**Objective**. Determine how many lines of the records include "conseguente", and answer with the number alone.

________

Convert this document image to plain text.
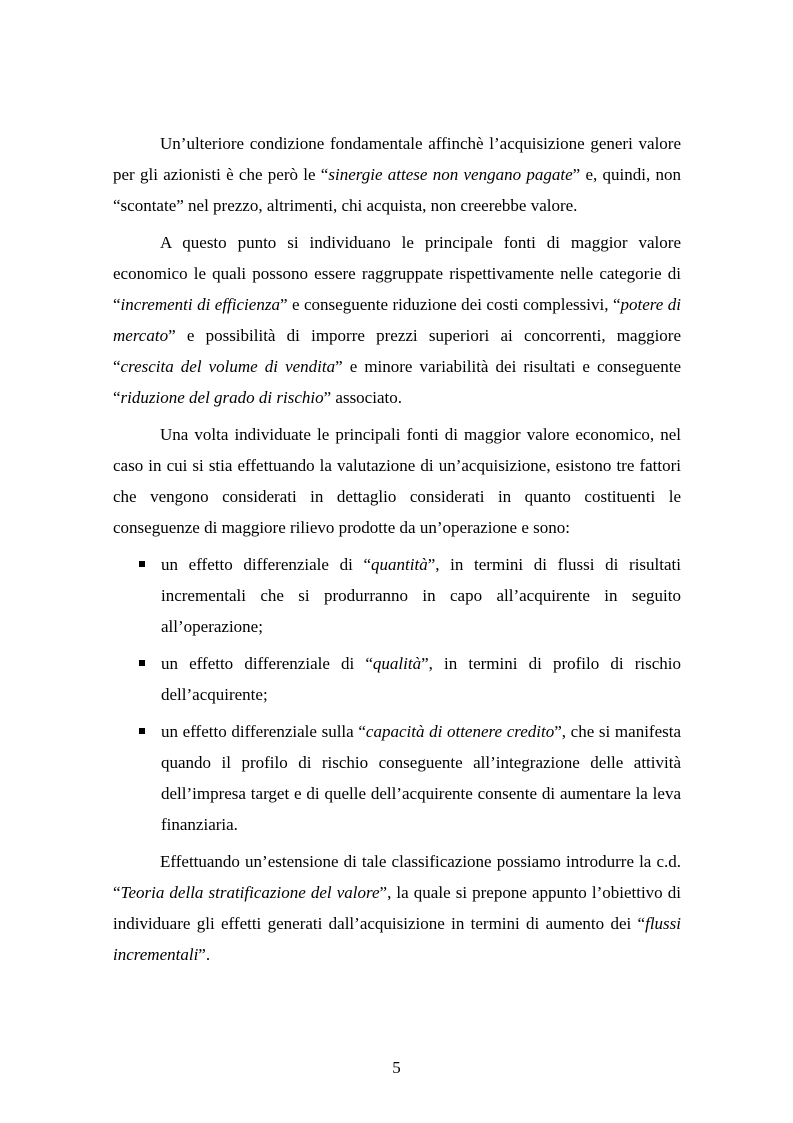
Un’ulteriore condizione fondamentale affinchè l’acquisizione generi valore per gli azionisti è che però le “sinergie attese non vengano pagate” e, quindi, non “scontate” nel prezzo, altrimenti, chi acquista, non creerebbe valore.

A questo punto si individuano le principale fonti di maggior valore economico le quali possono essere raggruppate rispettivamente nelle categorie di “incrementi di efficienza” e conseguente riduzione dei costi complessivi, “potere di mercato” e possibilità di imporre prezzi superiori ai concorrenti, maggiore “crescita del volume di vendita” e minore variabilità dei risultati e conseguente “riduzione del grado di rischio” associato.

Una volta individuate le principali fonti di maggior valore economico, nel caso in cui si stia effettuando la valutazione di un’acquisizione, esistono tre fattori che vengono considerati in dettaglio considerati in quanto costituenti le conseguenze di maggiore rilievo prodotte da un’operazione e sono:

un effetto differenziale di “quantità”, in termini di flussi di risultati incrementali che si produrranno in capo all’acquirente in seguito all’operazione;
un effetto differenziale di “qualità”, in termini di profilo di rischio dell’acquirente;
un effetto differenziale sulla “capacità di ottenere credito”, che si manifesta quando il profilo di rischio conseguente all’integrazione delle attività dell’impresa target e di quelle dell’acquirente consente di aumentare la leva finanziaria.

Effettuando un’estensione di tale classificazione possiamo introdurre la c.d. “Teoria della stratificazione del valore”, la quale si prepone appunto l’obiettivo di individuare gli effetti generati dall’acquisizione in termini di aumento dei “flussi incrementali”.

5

________

**Completed exercise**. 2